• TASK TO CARRY OUT: All lines in the data bearing the string "evaluations" should be identified and copied.

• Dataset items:

■ ■ ■

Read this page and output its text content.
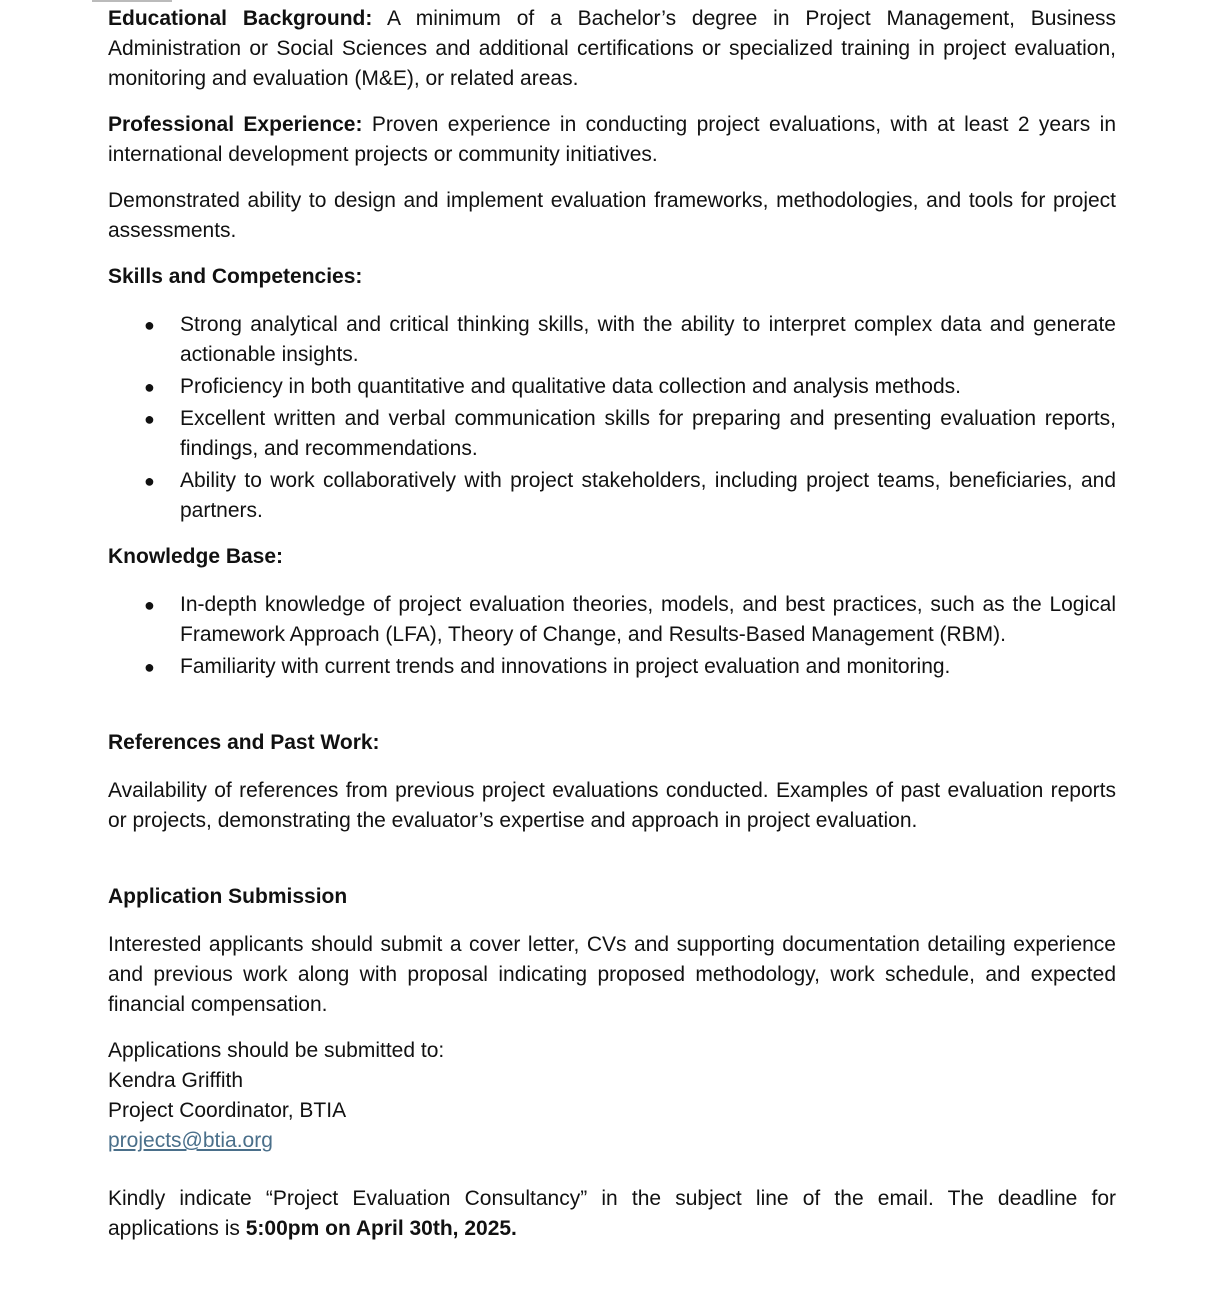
Educational Background: A minimum of a Bachelor’s degree in Project Management, Business Administration or Social Sciences and additional certifications or specialized training in project evaluation, monitoring and evaluation (M&E), or related areas.

Professional Experience: Proven experience in conducting project evaluations, with at least 2 years in international development projects or community initiatives.

Demonstrated ability to design and implement evaluation frameworks, methodologies, and tools for project assessments.

Skills and Competencies:
● Strong analytical and critical thinking skills, with the ability to interpret complex data and generate actionable insights.
● Proficiency in both quantitative and qualitative data collection and analysis methods.
● Excellent written and verbal communication skills for preparing and presenting evaluation reports, findings, and recommendations.
● Ability to work collaboratively with project stakeholders, including project teams, beneficiaries, and partners.
Knowledge Base:
● In-depth knowledge of project evaluation theories, models, and best practices, such as the Logical Framework Approach (LFA), Theory of Change, and Results-Based Management (RBM).
● Familiarity with current trends and innovations in project evaluation and monitoring.
References and Past Work:

Availability of references from previous project evaluations conducted. Examples of past evaluation reports or projects, demonstrating the evaluator’s expertise and approach in project evaluation.

Application Submission

Interested applicants should submit a cover letter, CVs and supporting documentation detailing experience and previous work along with proposal indicating proposed methodology, work schedule, and expected financial compensation.

Applications should be submitted to:
Kendra Griffith
Project Coordinator, BTIA
projects@btia.org

Kindly indicate “Project Evaluation Consultancy” in the subject line of the email. The deadline for applications is 5:00pm on April 30th, 2025.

■ ■ ■

• RESPONSE FOR THIS EXERCISE:
Professional Experience: Proven experience in conducting project evaluations, with at least 2 years in international development projects or community initiatives.
Availability of references from previous project evaluations conducted. Examples of past evaluation reports or projects, demonstrating the evaluator’s expertise and approach in project evaluation.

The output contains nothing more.